EXTRACTED INFORMATION:
----------

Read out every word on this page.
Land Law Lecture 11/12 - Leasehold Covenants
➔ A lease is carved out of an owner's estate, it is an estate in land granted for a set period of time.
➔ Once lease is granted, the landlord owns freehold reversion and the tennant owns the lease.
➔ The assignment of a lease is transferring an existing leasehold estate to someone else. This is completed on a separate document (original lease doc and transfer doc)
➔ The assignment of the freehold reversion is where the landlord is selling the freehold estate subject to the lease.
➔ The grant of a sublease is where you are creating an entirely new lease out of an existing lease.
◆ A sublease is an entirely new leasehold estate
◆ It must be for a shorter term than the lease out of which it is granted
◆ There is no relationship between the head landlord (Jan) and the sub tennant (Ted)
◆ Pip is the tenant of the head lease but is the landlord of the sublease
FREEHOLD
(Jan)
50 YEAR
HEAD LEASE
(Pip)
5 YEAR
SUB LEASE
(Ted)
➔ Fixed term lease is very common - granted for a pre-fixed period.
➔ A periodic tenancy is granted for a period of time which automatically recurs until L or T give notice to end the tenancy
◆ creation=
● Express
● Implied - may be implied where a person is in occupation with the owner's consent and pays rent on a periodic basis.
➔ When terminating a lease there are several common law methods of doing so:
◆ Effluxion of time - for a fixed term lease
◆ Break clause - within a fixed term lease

----------

PROBLEM STATEMENT: Pull out all lines from the listing that contain the string "owner".

WRITTEN RESPONSE:
➔ A lease is carved out of an owner's estate, it is an estate in land granted for a set period of time.
● Implied - may be implied where a person is in occupation with the owner's consent and pays rent on a periodic basis.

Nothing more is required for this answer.